→ **Your instructions**: Scan the material below for the string "https", and copy every line where it shows up.

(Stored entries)
◆ ◆ ◆ ◆ ◆
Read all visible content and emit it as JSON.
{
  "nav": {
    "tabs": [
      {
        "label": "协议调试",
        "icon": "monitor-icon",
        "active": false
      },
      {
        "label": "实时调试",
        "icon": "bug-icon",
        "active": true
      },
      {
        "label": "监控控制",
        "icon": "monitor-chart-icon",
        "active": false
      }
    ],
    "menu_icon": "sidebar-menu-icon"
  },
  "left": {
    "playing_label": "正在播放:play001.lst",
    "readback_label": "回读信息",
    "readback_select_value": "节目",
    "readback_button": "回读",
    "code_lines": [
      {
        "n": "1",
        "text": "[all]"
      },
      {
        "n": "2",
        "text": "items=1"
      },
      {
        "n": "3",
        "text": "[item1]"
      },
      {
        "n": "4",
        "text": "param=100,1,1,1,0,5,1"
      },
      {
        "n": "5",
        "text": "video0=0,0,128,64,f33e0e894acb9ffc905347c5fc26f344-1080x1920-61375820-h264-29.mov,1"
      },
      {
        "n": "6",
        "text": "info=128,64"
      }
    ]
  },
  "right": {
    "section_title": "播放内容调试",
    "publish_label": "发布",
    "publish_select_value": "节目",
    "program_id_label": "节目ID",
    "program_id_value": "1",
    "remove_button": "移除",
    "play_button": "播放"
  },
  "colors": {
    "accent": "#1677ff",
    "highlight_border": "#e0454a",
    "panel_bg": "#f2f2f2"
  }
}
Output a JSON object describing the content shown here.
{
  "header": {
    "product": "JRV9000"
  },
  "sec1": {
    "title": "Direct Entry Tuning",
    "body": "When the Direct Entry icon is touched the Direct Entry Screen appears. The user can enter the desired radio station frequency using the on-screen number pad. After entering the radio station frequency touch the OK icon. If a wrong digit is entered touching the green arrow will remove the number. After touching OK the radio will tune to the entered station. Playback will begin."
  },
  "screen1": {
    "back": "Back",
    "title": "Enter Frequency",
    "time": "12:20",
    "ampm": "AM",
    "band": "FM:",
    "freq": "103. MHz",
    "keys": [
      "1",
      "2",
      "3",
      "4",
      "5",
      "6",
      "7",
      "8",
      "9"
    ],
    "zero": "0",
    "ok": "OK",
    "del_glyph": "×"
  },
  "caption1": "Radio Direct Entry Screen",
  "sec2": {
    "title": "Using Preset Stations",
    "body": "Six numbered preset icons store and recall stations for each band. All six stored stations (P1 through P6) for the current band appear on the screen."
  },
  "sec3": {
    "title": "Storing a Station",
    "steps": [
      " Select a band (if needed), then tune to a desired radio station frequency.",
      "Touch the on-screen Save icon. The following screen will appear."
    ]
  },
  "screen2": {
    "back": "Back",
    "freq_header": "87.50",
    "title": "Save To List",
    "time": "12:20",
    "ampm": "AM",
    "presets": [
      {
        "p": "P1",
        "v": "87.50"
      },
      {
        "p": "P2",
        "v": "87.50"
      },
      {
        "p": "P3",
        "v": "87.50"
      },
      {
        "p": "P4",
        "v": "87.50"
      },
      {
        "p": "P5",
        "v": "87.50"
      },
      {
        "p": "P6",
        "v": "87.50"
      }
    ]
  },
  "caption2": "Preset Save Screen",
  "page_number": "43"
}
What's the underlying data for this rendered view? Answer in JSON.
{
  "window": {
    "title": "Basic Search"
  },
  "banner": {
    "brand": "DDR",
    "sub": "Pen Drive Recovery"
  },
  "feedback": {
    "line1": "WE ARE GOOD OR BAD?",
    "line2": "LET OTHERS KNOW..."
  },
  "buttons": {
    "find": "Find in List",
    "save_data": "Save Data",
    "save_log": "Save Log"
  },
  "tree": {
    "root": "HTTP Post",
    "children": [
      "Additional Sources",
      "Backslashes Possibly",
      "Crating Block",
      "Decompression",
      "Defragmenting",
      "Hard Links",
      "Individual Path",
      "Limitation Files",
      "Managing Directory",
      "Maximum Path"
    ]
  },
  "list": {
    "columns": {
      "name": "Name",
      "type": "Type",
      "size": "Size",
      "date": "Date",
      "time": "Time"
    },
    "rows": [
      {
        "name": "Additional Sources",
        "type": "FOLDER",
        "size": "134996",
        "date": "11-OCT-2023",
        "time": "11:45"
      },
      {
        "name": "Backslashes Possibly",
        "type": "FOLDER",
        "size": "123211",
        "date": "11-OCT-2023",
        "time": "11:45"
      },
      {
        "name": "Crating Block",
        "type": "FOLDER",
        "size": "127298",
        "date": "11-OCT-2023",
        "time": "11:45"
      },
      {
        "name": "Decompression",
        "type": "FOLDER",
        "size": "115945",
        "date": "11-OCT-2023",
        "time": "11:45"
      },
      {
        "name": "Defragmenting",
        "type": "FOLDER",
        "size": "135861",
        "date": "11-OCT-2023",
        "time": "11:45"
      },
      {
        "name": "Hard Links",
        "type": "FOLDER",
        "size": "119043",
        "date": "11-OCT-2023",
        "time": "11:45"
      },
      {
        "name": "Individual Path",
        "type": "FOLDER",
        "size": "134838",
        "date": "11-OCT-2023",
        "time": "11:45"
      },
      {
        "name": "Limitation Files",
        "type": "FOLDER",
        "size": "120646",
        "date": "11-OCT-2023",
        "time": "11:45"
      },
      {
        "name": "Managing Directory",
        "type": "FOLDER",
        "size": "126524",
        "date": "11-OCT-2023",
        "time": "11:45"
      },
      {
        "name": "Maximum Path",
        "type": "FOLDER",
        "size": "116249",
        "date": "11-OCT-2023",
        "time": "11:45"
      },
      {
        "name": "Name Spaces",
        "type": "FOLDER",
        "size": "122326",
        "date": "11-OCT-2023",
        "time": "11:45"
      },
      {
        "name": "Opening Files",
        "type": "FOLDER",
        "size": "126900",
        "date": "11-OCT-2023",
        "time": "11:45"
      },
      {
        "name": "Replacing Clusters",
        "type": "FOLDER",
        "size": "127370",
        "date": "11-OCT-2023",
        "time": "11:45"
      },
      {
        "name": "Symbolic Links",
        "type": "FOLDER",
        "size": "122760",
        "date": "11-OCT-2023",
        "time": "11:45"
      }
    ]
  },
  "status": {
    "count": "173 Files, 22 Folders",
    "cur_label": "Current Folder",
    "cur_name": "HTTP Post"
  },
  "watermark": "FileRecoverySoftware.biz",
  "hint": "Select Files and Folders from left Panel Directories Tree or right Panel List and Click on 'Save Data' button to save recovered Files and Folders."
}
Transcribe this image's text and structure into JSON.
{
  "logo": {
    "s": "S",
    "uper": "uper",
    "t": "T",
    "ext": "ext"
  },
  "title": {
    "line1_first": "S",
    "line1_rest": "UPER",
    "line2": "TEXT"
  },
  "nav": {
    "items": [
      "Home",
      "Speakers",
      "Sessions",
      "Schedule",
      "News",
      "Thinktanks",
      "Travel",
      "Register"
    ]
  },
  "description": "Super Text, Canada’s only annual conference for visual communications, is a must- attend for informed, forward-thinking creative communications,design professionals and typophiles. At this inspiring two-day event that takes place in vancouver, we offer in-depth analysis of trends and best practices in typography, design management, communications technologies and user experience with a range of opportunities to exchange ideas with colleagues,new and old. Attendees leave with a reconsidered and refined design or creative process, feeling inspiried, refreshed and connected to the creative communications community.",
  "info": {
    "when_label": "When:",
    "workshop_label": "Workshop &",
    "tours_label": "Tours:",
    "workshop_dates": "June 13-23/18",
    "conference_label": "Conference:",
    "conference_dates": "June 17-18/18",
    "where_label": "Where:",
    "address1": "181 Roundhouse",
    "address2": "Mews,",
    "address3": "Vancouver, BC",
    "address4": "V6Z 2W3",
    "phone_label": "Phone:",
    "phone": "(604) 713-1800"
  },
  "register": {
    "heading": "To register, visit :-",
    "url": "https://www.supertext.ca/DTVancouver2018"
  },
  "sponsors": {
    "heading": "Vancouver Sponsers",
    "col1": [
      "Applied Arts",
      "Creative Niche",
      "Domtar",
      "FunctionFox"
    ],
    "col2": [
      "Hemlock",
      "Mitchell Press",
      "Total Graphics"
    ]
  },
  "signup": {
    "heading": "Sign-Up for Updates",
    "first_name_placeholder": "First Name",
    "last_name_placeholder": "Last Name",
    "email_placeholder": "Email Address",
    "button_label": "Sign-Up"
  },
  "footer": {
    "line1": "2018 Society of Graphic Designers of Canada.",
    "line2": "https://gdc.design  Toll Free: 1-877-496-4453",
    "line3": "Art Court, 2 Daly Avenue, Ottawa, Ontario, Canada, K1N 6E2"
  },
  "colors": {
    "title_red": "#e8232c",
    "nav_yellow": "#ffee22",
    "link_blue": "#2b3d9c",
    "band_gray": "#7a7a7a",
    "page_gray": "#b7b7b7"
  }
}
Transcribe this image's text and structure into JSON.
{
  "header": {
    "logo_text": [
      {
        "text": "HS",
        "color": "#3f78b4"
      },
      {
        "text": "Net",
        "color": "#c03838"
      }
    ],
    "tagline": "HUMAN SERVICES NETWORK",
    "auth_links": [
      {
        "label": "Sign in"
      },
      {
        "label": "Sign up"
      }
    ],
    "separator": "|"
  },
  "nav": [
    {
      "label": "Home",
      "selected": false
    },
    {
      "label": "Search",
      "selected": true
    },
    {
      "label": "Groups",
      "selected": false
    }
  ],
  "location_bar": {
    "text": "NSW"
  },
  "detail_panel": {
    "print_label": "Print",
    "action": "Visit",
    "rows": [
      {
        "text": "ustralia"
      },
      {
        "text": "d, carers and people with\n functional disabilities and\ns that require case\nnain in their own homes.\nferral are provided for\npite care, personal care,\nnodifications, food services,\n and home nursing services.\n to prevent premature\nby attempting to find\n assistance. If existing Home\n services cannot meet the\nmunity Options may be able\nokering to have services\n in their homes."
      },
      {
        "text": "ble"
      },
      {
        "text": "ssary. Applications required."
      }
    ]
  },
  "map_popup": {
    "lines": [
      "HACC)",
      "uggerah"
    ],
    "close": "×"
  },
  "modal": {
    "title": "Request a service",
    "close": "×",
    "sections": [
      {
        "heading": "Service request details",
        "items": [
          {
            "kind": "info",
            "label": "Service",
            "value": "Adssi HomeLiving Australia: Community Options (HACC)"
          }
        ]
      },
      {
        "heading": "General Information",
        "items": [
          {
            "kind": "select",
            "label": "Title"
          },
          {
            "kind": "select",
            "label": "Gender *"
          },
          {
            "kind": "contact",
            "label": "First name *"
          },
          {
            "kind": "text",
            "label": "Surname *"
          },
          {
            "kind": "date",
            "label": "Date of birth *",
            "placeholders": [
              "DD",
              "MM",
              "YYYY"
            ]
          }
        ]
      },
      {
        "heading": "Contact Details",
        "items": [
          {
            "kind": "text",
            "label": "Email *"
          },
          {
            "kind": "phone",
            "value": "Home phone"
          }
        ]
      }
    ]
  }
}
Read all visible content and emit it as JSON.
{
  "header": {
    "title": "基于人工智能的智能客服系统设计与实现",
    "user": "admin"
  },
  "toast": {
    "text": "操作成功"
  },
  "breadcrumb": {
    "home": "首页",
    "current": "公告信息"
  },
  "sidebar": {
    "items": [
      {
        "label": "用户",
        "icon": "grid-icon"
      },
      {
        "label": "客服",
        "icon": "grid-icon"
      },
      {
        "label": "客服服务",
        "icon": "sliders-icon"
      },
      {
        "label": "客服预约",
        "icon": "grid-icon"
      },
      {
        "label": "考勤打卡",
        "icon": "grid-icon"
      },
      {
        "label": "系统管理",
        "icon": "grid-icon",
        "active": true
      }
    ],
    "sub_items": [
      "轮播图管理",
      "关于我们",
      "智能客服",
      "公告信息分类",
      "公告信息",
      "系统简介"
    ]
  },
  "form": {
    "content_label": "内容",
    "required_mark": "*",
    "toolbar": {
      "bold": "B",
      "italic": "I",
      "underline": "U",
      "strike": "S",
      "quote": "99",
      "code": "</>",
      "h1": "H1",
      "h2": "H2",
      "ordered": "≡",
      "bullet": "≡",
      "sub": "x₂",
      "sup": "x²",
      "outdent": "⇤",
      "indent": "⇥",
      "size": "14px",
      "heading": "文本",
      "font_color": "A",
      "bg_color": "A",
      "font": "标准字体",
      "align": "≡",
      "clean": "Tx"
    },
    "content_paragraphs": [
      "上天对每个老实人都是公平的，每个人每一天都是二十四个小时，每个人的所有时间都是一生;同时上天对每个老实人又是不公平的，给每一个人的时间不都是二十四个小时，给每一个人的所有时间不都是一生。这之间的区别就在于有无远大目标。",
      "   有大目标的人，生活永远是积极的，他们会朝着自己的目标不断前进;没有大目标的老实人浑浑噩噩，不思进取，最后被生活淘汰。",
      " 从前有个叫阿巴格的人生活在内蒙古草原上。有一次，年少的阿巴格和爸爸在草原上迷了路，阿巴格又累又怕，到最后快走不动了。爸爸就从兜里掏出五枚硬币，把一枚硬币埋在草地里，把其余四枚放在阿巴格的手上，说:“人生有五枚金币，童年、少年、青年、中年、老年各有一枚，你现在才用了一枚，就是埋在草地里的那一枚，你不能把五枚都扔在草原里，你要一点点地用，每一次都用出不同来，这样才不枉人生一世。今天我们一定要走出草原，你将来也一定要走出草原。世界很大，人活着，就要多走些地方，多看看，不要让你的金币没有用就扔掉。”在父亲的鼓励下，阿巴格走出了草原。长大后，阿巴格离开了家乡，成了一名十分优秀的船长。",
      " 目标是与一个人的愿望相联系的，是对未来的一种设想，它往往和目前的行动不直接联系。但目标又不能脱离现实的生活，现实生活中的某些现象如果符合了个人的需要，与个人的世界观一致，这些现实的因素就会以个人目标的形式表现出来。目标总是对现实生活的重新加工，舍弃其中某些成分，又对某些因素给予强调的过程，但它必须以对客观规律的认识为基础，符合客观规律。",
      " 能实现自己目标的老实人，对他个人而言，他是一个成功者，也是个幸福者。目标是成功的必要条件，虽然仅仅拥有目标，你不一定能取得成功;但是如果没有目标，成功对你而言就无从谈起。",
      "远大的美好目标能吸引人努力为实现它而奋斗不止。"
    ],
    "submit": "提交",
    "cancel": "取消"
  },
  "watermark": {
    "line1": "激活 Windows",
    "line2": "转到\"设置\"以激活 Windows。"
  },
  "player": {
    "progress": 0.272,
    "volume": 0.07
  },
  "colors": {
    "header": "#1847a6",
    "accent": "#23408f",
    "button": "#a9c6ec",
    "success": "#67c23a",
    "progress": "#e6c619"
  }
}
◆ ◆ ◆ ◆ ◆
→ **Result of the task**:
    "url": "https://www.supertext.ca/DTVancouver2018"
    "line2": "https://gdc.design  Toll Free: 1-877-496-4453",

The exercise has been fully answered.